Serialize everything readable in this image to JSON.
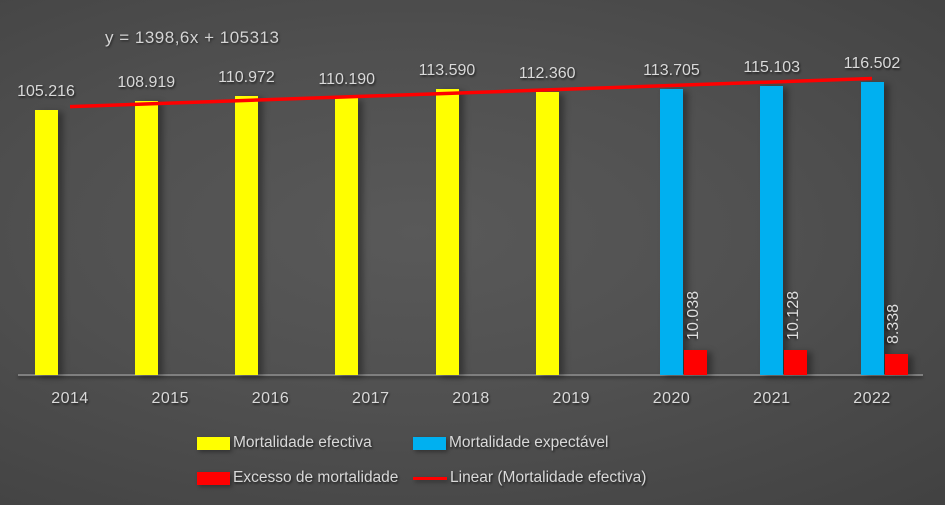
{
  "chart_data": {
    "type": "bar",
    "title": "",
    "xlabel": "",
    "ylabel": "",
    "categories": [
      "2014",
      "2015",
      "2016",
      "2017",
      "2018",
      "2019",
      "2020",
      "2021",
      "2022"
    ],
    "series": [
      {
        "name": "Mortalidade efectiva",
        "color": "#FFFF00",
        "values": [
          105216,
          108919,
          110972,
          110190,
          113590,
          112360,
          null,
          null,
          null
        ],
        "data_labels": [
          "105.216",
          "108.919",
          "110.972",
          "110.190",
          "113.590",
          "112.360",
          null,
          null,
          null
        ],
        "label_orientation": "horizontal"
      },
      {
        "name": "Mortalidade expectável",
        "color": "#00B0F0",
        "values": [
          null,
          null,
          null,
          null,
          null,
          null,
          113705,
          115103,
          116502
        ],
        "data_labels": [
          null,
          null,
          null,
          null,
          null,
          null,
          "113.705",
          "115.103",
          "116.502"
        ],
        "label_orientation": "horizontal"
      },
      {
        "name": "Excesso de mortalidade",
        "color": "#FF0000",
        "values": [
          null,
          null,
          null,
          null,
          null,
          null,
          10038,
          10128,
          8338
        ],
        "data_labels": [
          null,
          null,
          null,
          null,
          null,
          null,
          "10.038",
          "10.128",
          "8.338"
        ],
        "label_orientation": "vertical"
      }
    ],
    "trendline": {
      "name": "Linear (Mortalidade efectiva)",
      "equation": "y = 1398,6x + 105313",
      "slope": 1398.6,
      "intercept": 105313,
      "color": "#FF0000",
      "applies_to": "Mortalidade efectiva"
    },
    "ylim": [
      0,
      149000
    ],
    "grid": false,
    "legend_position": "bottom",
    "legend": [
      {
        "label": "Mortalidade efectiva",
        "marker": "swatch",
        "color": "#FFFF00"
      },
      {
        "label": "Mortalidade expectável",
        "marker": "swatch",
        "color": "#00B0F0"
      },
      {
        "label": "Excesso de mortalidade",
        "marker": "swatch",
        "color": "#FF0000"
      },
      {
        "label": "Linear (Mortalidade efectiva)",
        "marker": "line",
        "color": "#FF0000"
      }
    ],
    "colors": {
      "text": "#D9D9D9",
      "axis_line": "#7F7F7F",
      "background_center": "#595959",
      "background_edge": "#2B2B2B"
    }
  }
}
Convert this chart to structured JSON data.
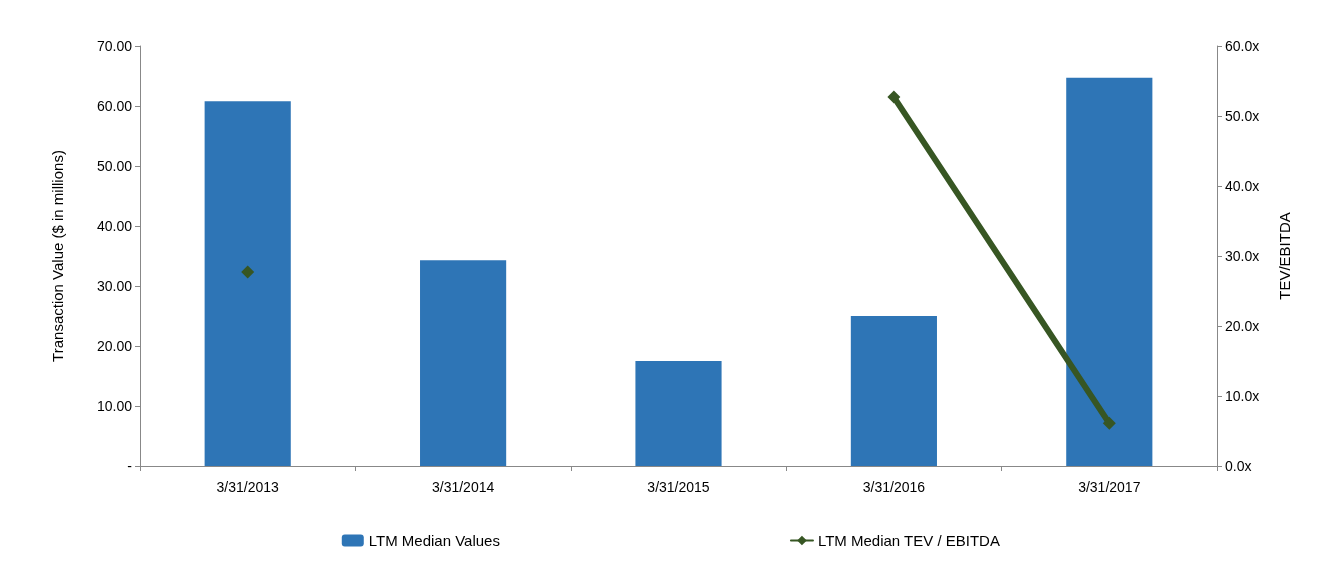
{
  "chart_data": {
    "type": "bar",
    "ylabel": "Transaction Value ($ in millions)",
    "y2label": "TEV/EBITDA",
    "categories": [
      "3/31/2013",
      "3/31/2014",
      "3/31/2015",
      "3/31/2016",
      "3/31/2017"
    ],
    "series": [
      {
        "name": "LTM Median Values",
        "color": "#2e75b6",
        "values": [
          60.8,
          34.3,
          17.5,
          25.0,
          64.7
        ]
      },
      {
        "name": "LTM Median TEV / EBITDA",
        "type": "line",
        "axis": "y2",
        "color": "#375623",
        "marker": "diamond",
        "values": [
          27.7,
          null,
          null,
          52.7,
          6.1
        ]
      }
    ],
    "ylim": [
      0,
      70
    ],
    "yticks": [
      {
        "value": 0,
        "label": "-"
      },
      {
        "value": 10,
        "label": "10.00"
      },
      {
        "value": 20,
        "label": "20.00"
      },
      {
        "value": 30,
        "label": "30.00"
      },
      {
        "value": 40,
        "label": "40.00"
      },
      {
        "value": 50,
        "label": "50.00"
      },
      {
        "value": 60,
        "label": "60.00"
      },
      {
        "value": 70,
        "label": "70.00"
      }
    ],
    "y2lim": [
      0,
      60
    ],
    "y2ticks": [
      {
        "value": 0,
        "label": "0.0x"
      },
      {
        "value": 10,
        "label": "10.0x"
      },
      {
        "value": 20,
        "label": "20.0x"
      },
      {
        "value": 30,
        "label": "30.0x"
      },
      {
        "value": 40,
        "label": "40.0x"
      },
      {
        "value": 50,
        "label": "50.0x"
      },
      {
        "value": 60,
        "label": "60.0x"
      }
    ],
    "grid": false,
    "legend": "bottom"
  }
}
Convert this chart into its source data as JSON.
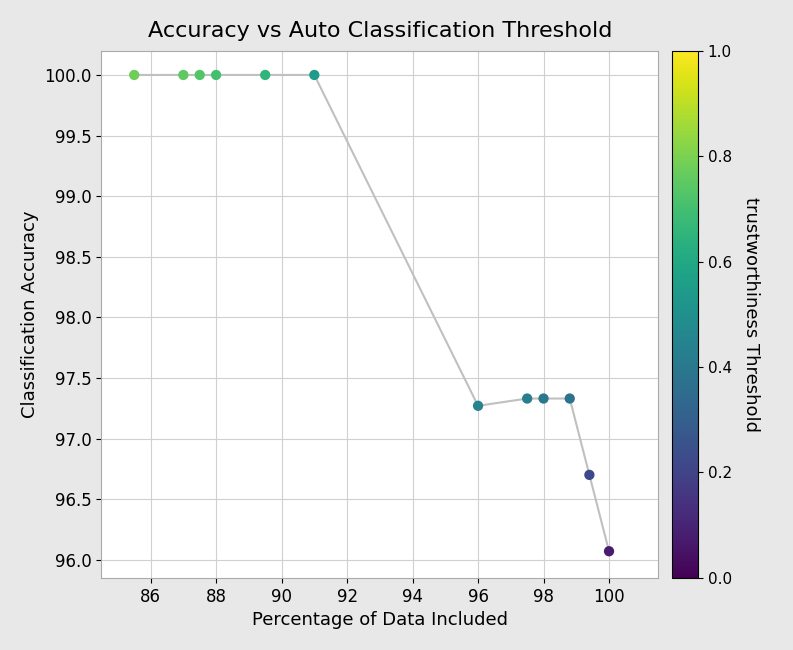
{
  "x": [
    85.5,
    87.0,
    87.5,
    88.0,
    89.5,
    91.0,
    96.0,
    97.5,
    98.0,
    98.8,
    99.4,
    100.0
  ],
  "y": [
    100.0,
    100.0,
    100.0,
    100.0,
    100.0,
    100.0,
    97.27,
    97.33,
    97.33,
    97.33,
    96.7,
    96.07
  ],
  "color_values": [
    0.78,
    0.75,
    0.73,
    0.7,
    0.65,
    0.55,
    0.45,
    0.42,
    0.4,
    0.38,
    0.22,
    0.08
  ],
  "title": "Accuracy vs Auto Classification Threshold",
  "xlabel": "Percentage of Data Included",
  "ylabel": "Classification Accuracy",
  "colorbar_label": "trustworthiness Threshold",
  "xlim": [
    84.5,
    101.5
  ],
  "ylim": [
    95.85,
    100.2
  ],
  "line_color": "#c0c0c0",
  "marker_size": 55,
  "colormap": "viridis",
  "fig_facecolor": "#e8e8e8",
  "ax_facecolor": "#ffffff",
  "title_fontsize": 16,
  "label_fontsize": 13,
  "tick_fontsize": 12
}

☆ ☆ ☆

**Exercise task:**
Quote exactly the lines from the line that contains "Convert this chart into" through the last line of the listing, please, leaving out all pictures.

**Task output:**
Convert this chart into its source data as JSON.
{
  "x": [
    85.5,
    87.0,
    87.5,
    88.0,
    89.5,
    91.0,
    96.0,
    97.5,
    98.0,
    98.8,
    99.4,
    100.0
  ],
  "y": [
    100.0,
    100.0,
    100.0,
    100.0,
    100.0,
    100.0,
    97.27,
    97.33,
    97.33,
    97.33,
    96.7,
    96.07
  ],
  "color_values": [
    0.78,
    0.75,
    0.73,
    0.7,
    0.65,
    0.55,
    0.45,
    0.42,
    0.4,
    0.38,
    0.22,
    0.08
  ],
  "title": "Accuracy vs Auto Classification Threshold",
  "xlabel": "Percentage of Data Included",
  "ylabel": "Classification Accuracy",
  "colorbar_label": "trustworthiness Threshold",
  "xlim": [
    84.5,
    101.5
  ],
  "ylim": [
    95.85,
    100.2
  ],
  "line_color": "#c0c0c0",
  "marker_size": 55,
  "colormap": "viridis",
  "fig_facecolor": "#e8e8e8",
  "ax_facecolor": "#ffffff",
  "title_fontsize": 16,
  "label_fontsize": 13,
  "tick_fontsize": 12
}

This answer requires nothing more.